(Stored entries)
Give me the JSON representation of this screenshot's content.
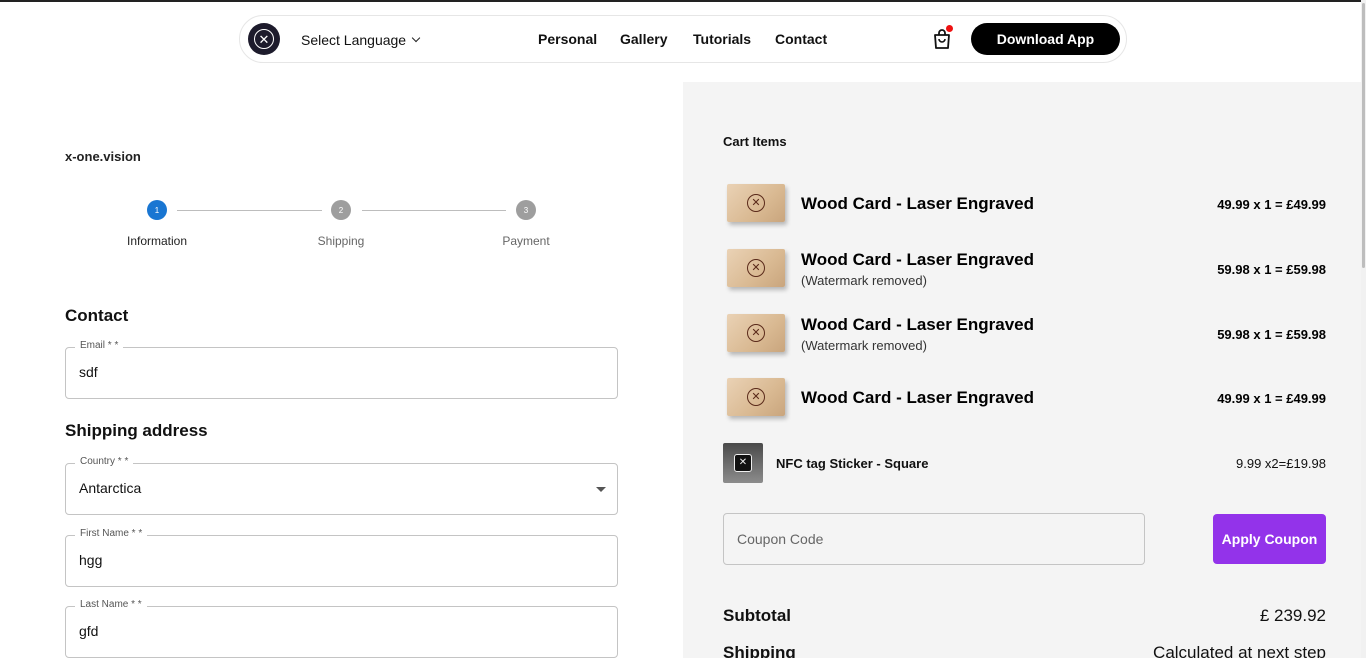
{
  "header": {
    "language_label": "Select Language",
    "nav": [
      "Personal",
      "Gallery",
      "Tutorials",
      "Contact"
    ],
    "download_label": "Download App",
    "cart_has_items": true
  },
  "checkout": {
    "brand": "x-one.vision",
    "steps": [
      {
        "number": "1",
        "label": "Information",
        "active": true
      },
      {
        "number": "2",
        "label": "Shipping",
        "active": false
      },
      {
        "number": "3",
        "label": "Payment",
        "active": false
      }
    ],
    "contact_heading": "Contact",
    "shipping_heading": "Shipping address",
    "fields": {
      "email": {
        "label": "Email * *",
        "value": "sdf"
      },
      "country": {
        "label": "Country * *",
        "value": "Antarctica"
      },
      "first_name": {
        "label": "First Name * *",
        "value": "hgg"
      },
      "last_name": {
        "label": "Last Name * *",
        "value": "gfd"
      }
    }
  },
  "cart": {
    "title": "Cart Items",
    "items": [
      {
        "name": "Wood Card - Laser Engraved",
        "note": "",
        "price": "49.99 x 1 = £49.99"
      },
      {
        "name": "Wood Card - Laser Engraved",
        "note": "(Watermark removed)",
        "price": "59.98 x 1 = £59.98"
      },
      {
        "name": "Wood Card - Laser Engraved",
        "note": "(Watermark removed)",
        "price": "59.98 x 1 = £59.98"
      },
      {
        "name": "Wood Card - Laser Engraved",
        "note": "",
        "price": "49.99 x 1 = £49.99"
      }
    ],
    "nfc": {
      "name": "NFC tag Sticker - Square",
      "price": "9.99 x2=£19.98"
    },
    "coupon_placeholder": "Coupon Code",
    "apply_label": "Apply Coupon",
    "subtotal_label": "Subtotal",
    "subtotal_value": "£ 239.92",
    "shipping_label": "Shipping",
    "shipping_value": "Calculated at next step"
  },
  "colors": {
    "accent_purple": "#9333ea",
    "step_active": "#1976d2",
    "step_inactive": "#9e9e9e",
    "panel_bg": "#f4f4f4"
  }
}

AIM OF THE EXERCISE =
Search the records for the string "Coupon" and return every line in which it occurs.

TASK OUTPUT =
    "coupon_placeholder": "Coupon Code",
    "apply_label": "Apply Coupon",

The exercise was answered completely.